» **EXERCISE AIM**: Pick out all lines in the listing holding the string "text" and copy them.

» **PROVIDED RECORDS**:
•••••
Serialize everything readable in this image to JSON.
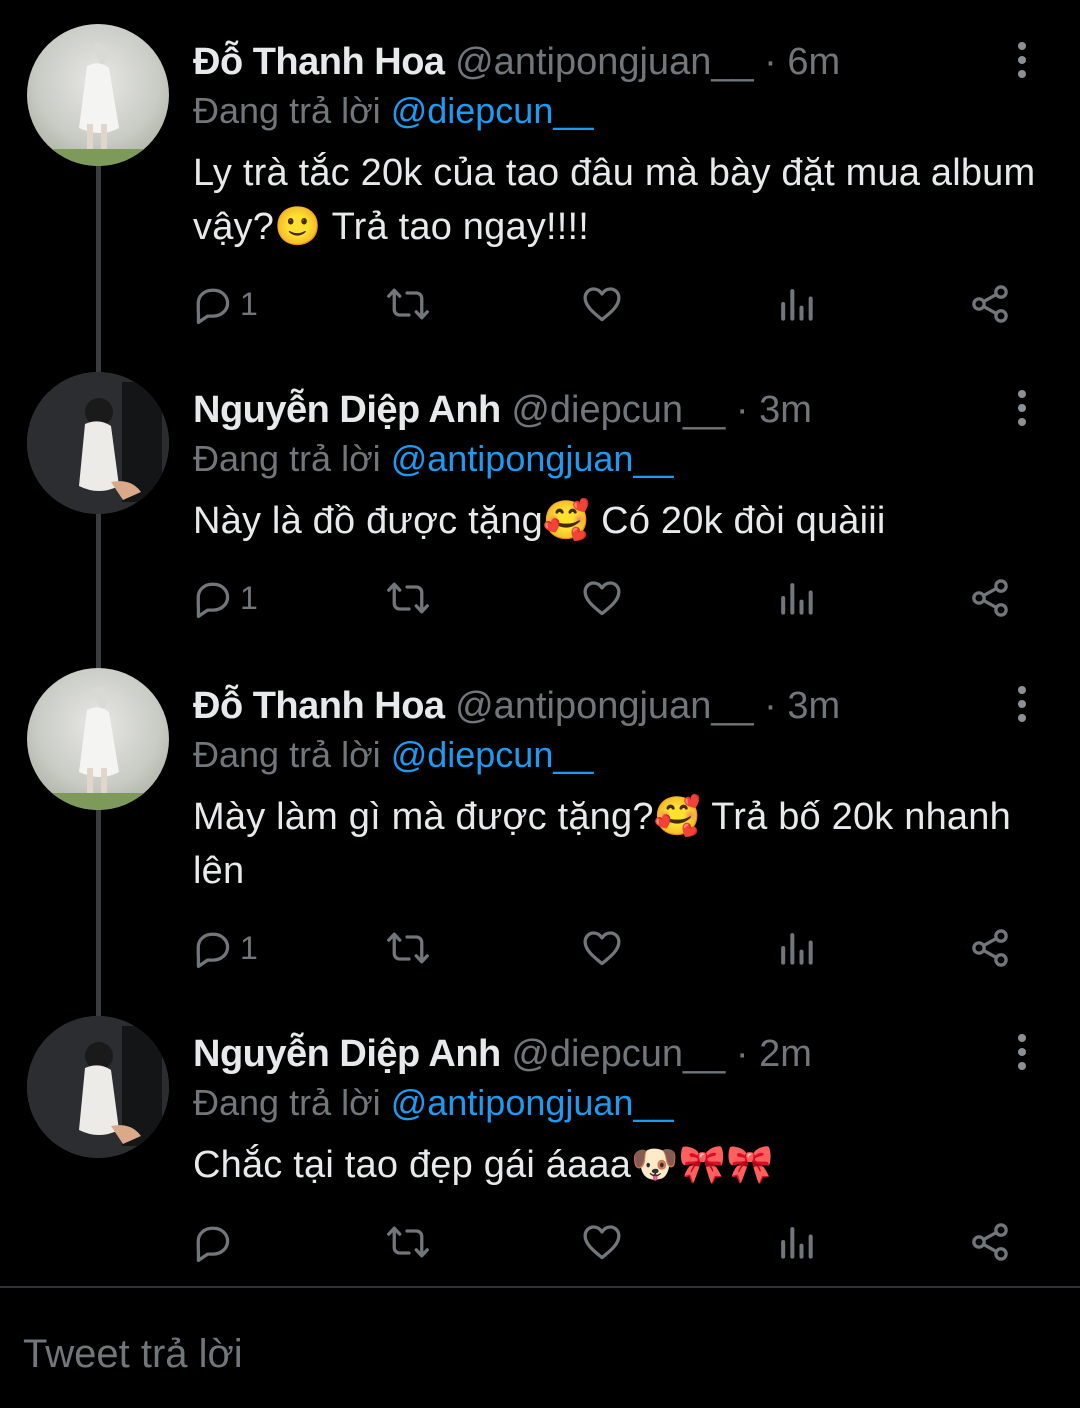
{
  "tweets": [
    {
      "name": "Đỗ Thanh Hoa",
      "handle": "@antipongjuan__",
      "separator": "·",
      "time": "6m",
      "replying_prefix": "Đang trả lời",
      "replying_to": "@diepcun__",
      "text": "Ly trà tắc 20k của tao đâu mà bày đặt mua album vậy?🙂 Trả tao ngay!!!!",
      "reply_count": "1",
      "avatar": "hoa"
    },
    {
      "name": "Nguyễn Diệp Anh",
      "handle": "@diepcun__",
      "separator": "·",
      "time": "3m",
      "replying_prefix": "Đang trả lời",
      "replying_to": "@antipongjuan__",
      "text": "Này là đồ được tặng🥰 Có 20k đòi quàiii",
      "reply_count": "1",
      "avatar": "diep"
    },
    {
      "name": "Đỗ Thanh Hoa",
      "handle": "@antipongjuan__",
      "separator": "·",
      "time": "3m",
      "replying_prefix": "Đang trả lời",
      "replying_to": "@diepcun__",
      "text": "Mày làm gì mà được tặng?🥰 Trả bố 20k nhanh lên",
      "reply_count": "1",
      "avatar": "hoa"
    },
    {
      "name": "Nguyễn Diệp Anh",
      "handle": "@diepcun__",
      "separator": "·",
      "time": "2m",
      "replying_prefix": "Đang trả lời",
      "replying_to": "@antipongjuan__",
      "text": "Chắc tại tao đẹp gái áaaa🐶🎀🎀",
      "reply_count": "",
      "avatar": "diep"
    }
  ],
  "icons": {
    "reply": "reply-icon",
    "retweet": "retweet-icon",
    "like": "heart-icon",
    "stats": "stats-icon",
    "share": "share-icon",
    "more": "more-vertical-icon"
  },
  "colors": {
    "background": "#000000",
    "text": "#e7e9ea",
    "muted": "#71767b",
    "mention": "#1d9bf0"
  },
  "reply_box": {
    "placeholder": "Tweet trả lời"
  }
}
•••••
» **EXPECTED OUTPUT**:
      "text": "Ly trà tắc 20k của tao đâu mà bày đặt mua album vậy?🙂 Trả tao ngay!!!!",
      "text": "Này là đồ được tặng🥰 Có 20k đòi quàiii",
      "text": "Mày làm gì mà được tặng?🥰 Trả bố 20k nhanh lên",
      "text": "Chắc tại tao đẹp gái áaaa🐶🎀🎀",
    "text": "#e7e9ea",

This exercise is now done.